PROBLEM DESCRIPTION - Copy the material below from the line containing "2.FA con pre-eccita: 1.FA" through the line containing "For every button, label, input, icon, or", including both of those lines, without changing a character.
— begin RECORDS PROVIDED —
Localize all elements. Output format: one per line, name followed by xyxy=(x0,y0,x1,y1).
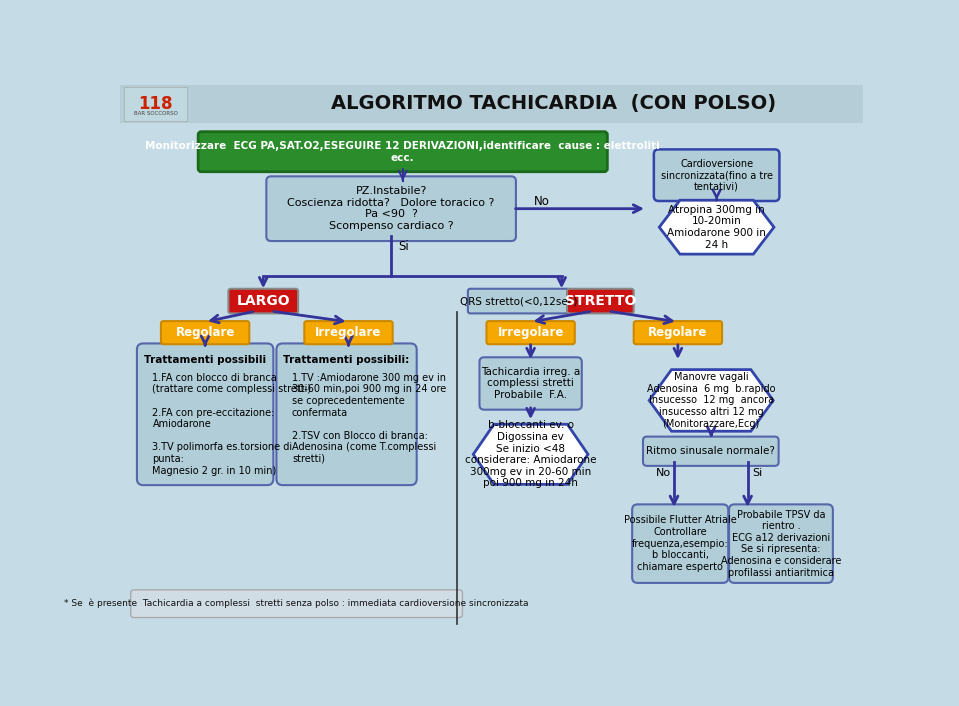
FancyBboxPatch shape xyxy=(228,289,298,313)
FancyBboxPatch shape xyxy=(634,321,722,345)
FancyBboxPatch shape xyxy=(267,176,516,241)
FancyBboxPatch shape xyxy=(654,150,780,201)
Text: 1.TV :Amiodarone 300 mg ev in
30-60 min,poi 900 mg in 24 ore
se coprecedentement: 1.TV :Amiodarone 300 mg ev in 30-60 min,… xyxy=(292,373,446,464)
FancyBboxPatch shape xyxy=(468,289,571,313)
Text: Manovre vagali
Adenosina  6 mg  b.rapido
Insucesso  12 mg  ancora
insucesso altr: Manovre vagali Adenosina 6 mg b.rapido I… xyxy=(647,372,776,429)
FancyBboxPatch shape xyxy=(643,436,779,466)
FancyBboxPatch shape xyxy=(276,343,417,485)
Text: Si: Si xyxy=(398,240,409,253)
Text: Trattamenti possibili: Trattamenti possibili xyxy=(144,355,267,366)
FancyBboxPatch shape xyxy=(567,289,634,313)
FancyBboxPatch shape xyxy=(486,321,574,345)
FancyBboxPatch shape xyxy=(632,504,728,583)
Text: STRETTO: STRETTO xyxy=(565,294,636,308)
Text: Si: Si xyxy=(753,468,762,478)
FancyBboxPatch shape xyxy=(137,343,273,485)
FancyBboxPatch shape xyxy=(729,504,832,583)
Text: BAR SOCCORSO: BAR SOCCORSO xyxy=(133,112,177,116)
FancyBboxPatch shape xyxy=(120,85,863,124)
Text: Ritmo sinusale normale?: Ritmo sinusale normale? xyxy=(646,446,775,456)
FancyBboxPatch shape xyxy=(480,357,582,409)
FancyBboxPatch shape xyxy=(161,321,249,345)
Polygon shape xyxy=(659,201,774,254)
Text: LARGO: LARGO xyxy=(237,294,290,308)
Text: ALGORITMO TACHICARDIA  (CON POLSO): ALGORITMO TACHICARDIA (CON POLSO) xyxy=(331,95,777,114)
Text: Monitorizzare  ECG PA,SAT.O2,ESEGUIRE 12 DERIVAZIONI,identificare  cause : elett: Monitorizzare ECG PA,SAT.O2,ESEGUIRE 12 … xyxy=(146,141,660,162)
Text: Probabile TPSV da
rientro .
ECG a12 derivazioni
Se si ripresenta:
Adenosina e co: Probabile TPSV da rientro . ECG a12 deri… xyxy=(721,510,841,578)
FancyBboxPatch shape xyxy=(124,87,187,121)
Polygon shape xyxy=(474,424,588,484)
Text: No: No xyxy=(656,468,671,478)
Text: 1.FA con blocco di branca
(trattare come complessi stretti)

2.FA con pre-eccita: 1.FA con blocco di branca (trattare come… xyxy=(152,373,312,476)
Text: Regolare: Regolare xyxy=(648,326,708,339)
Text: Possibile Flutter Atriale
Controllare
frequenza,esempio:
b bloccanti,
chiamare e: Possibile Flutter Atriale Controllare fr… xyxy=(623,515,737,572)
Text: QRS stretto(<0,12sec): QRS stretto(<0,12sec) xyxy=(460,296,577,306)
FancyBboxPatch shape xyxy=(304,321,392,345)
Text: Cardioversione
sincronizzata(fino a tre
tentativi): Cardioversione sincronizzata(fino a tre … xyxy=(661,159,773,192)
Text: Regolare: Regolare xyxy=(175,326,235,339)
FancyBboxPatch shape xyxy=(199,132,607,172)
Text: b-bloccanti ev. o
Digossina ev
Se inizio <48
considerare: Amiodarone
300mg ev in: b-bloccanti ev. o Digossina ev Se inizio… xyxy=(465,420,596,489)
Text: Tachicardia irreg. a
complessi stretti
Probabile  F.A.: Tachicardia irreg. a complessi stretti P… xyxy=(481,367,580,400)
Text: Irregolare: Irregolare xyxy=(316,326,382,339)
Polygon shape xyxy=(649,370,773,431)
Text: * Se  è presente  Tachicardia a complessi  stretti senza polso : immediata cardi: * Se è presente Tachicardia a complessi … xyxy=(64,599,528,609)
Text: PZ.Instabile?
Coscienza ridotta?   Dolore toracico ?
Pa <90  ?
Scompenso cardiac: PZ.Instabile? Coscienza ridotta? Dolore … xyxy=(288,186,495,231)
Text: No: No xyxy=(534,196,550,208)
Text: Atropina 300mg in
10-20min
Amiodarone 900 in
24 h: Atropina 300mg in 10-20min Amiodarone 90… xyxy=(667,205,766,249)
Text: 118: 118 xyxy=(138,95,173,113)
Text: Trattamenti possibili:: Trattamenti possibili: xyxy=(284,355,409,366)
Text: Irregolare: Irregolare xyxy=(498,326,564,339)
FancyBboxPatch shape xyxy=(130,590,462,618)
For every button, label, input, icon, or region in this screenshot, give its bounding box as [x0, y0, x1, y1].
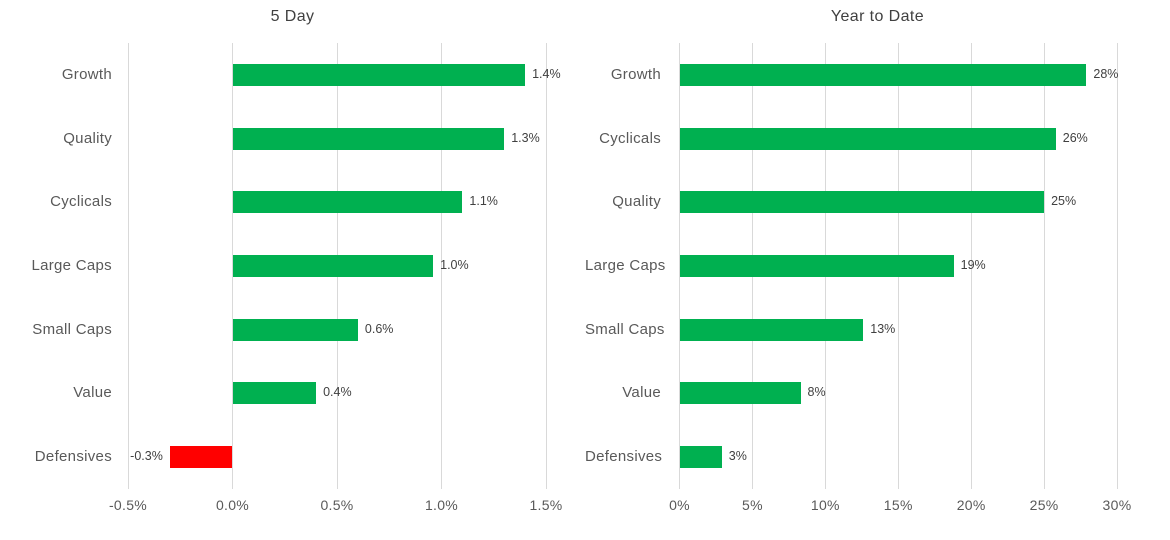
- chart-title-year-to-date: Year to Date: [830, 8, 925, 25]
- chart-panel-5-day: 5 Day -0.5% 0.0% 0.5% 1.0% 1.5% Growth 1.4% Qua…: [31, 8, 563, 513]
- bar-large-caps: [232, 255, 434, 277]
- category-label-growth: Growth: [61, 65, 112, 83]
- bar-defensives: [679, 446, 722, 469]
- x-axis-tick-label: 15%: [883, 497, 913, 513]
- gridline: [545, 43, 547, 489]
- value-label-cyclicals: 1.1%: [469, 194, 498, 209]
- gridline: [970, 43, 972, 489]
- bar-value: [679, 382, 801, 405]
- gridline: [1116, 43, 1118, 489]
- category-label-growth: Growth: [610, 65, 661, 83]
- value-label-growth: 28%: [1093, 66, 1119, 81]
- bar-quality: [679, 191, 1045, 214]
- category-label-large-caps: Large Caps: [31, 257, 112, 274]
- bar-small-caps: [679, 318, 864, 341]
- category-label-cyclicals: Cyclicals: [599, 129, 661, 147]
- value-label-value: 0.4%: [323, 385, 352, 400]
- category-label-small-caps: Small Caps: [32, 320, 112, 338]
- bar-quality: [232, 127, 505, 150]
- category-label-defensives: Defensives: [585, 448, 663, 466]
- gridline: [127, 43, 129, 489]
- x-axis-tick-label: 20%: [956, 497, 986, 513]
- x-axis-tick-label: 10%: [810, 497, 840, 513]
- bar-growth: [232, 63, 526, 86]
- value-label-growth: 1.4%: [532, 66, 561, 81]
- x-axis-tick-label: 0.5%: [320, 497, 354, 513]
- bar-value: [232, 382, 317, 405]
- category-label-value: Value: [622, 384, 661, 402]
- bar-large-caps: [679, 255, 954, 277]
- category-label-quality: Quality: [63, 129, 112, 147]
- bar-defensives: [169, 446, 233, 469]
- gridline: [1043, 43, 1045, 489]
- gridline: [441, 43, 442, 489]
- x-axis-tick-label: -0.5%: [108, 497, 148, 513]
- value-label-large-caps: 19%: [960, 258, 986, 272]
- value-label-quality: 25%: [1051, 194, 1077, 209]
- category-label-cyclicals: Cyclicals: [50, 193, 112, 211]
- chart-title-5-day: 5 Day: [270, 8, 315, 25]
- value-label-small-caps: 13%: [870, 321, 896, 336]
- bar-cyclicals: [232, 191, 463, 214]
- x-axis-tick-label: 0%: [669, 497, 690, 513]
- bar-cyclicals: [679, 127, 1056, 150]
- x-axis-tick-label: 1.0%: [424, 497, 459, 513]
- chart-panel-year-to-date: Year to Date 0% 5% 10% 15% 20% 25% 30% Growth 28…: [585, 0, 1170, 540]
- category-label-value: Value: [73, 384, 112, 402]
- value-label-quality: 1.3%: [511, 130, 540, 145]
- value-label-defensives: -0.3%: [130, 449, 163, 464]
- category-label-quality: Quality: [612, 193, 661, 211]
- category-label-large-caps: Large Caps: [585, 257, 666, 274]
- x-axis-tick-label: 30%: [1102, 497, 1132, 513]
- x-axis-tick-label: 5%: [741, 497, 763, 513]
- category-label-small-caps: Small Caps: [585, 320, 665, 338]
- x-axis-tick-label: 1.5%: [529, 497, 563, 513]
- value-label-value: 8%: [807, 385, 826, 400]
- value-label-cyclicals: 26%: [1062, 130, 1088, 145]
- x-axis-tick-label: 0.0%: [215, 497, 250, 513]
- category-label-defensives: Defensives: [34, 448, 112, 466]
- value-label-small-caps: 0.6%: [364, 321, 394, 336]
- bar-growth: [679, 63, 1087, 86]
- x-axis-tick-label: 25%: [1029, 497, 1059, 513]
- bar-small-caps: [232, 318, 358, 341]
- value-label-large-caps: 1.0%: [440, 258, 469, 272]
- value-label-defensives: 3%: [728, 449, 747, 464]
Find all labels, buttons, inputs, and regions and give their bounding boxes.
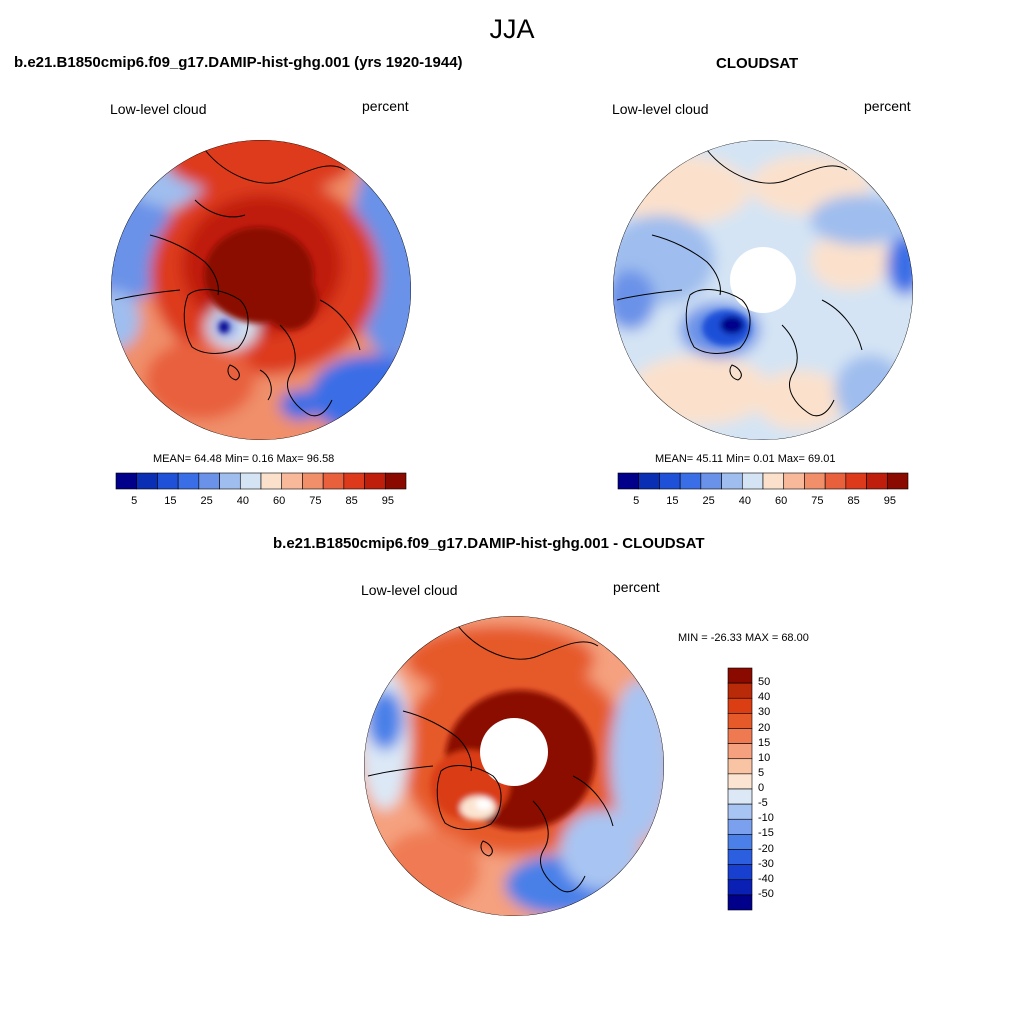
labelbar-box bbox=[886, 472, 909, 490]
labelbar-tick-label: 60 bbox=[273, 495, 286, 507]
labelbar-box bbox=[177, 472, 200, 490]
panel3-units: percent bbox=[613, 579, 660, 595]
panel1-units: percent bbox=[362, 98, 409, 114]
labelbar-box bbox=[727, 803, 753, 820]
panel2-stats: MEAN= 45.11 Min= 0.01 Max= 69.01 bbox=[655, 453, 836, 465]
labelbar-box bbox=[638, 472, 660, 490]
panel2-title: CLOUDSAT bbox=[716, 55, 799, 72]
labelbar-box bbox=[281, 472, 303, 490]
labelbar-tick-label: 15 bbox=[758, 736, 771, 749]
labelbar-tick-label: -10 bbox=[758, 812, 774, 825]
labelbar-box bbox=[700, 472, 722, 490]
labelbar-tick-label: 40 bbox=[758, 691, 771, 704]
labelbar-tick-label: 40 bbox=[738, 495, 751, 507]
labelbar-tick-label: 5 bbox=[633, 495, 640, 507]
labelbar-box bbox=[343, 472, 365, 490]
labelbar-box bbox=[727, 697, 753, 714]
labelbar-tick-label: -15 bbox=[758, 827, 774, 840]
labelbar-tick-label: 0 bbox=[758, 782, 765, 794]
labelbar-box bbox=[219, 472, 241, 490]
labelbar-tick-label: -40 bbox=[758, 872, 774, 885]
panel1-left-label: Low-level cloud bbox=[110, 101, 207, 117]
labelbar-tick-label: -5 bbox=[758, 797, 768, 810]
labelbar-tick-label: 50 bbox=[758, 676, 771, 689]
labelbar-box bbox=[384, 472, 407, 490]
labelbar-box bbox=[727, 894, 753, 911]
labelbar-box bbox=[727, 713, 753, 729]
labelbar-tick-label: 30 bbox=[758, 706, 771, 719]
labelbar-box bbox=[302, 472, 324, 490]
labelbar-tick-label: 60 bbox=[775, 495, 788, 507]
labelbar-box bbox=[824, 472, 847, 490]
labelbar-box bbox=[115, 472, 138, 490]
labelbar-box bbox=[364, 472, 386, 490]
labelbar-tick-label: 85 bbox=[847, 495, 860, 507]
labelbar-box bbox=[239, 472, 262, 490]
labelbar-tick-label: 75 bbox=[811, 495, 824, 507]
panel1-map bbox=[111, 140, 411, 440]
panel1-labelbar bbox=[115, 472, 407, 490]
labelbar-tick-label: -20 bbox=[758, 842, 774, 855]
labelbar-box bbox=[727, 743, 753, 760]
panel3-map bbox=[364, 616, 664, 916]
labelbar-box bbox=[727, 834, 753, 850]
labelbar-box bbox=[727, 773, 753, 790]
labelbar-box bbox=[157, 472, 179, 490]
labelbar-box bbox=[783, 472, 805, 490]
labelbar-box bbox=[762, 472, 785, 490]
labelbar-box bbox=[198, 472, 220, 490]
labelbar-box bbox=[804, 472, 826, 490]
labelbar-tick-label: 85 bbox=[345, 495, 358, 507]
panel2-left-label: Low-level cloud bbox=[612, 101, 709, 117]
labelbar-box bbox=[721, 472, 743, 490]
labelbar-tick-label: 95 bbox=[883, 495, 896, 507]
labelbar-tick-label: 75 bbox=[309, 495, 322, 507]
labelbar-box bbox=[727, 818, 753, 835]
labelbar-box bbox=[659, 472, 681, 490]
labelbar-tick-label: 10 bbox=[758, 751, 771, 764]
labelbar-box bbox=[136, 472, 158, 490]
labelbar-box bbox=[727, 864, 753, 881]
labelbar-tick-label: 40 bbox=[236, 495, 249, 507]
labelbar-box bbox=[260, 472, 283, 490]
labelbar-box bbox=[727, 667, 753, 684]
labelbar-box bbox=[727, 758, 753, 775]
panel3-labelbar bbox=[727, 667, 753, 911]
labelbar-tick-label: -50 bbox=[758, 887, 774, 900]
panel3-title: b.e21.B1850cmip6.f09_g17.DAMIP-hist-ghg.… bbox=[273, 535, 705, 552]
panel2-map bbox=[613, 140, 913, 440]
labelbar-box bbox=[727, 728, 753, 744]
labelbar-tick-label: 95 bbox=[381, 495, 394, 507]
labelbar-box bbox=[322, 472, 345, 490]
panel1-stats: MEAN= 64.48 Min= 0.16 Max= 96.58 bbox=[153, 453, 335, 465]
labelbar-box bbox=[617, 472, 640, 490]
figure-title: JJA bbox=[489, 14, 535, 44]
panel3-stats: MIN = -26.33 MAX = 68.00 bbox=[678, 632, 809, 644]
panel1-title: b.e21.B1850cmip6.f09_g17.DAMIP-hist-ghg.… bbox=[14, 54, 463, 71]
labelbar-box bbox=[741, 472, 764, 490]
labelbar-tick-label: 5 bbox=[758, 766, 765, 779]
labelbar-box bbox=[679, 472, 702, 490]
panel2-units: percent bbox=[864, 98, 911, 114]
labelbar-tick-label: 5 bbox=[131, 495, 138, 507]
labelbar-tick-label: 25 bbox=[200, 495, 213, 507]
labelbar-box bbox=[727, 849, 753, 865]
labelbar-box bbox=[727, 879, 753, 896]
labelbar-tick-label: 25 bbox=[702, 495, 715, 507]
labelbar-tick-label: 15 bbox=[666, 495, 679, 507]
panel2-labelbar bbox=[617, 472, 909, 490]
— end RECORDS PROVIDED —
RESPONSE BELOW -
2.FA con pre-eccita: 1.FA con blocco di branca (trattare come… xyxy=(152,373,312,476)
Text: Regolare: Regolare xyxy=(648,326,708,339)
Text: Possibile Flutter Atriale
Controllare
frequenza,esempio:
b bloccanti,
chiamare e: Possibile Flutter Atriale Controllare fr… xyxy=(623,515,737,572)
Text: QRS stretto(<0,12sec): QRS stretto(<0,12sec) xyxy=(460,296,577,306)
FancyBboxPatch shape xyxy=(304,321,392,345)
Text: Cardioversione
sincronizzata(fino a tre
tentativi): Cardioversione sincronizzata(fino a tre … xyxy=(661,159,773,192)
Text: Regolare: Regolare xyxy=(175,326,235,339)
FancyBboxPatch shape xyxy=(199,132,607,172)
Text: b-bloccanti ev. o
Digossina ev
Se inizio <48
considerare: Amiodarone
300mg ev in: b-bloccanti ev. o Digossina ev Se inizio… xyxy=(465,420,596,489)
Text: Tachicardia irreg. a
complessi stretti
Probabile  F.A.: Tachicardia irreg. a complessi stretti P… xyxy=(481,367,580,400)
Text: Irregolare: Irregolare xyxy=(316,326,382,339)
Polygon shape xyxy=(649,370,773,431)
Text: * Se  è presente  Tachicardia a complessi  stretti senza polso : immediata cardi: * Se è presente Tachicardia a complessi … xyxy=(64,599,528,609)
Text: PZ.Instabile?
Coscienza ridotta?   Dolore toracico ?
Pa <90  ?
Scompenso cardiac: PZ.Instabile? Coscienza ridotta? Dolore … xyxy=(288,186,495,231)
Text: No: No xyxy=(534,196,550,208)
Text: Atropina 300mg in
10-20min
Amiodarone 900 in
24 h: Atropina 300mg in 10-20min Amiodarone 90… xyxy=(667,205,766,249)
Text: 118: 118 xyxy=(138,95,173,113)
Text: Trattamenti possibili:: Trattamenti possibili: xyxy=(284,355,409,366)
Text: Irregolare: Irregolare xyxy=(498,326,564,339)
FancyBboxPatch shape xyxy=(130,590,462,618)
For every button, label, input, icon, or region in this screenshot, give its bounding box as [x0, y0, x1, y1].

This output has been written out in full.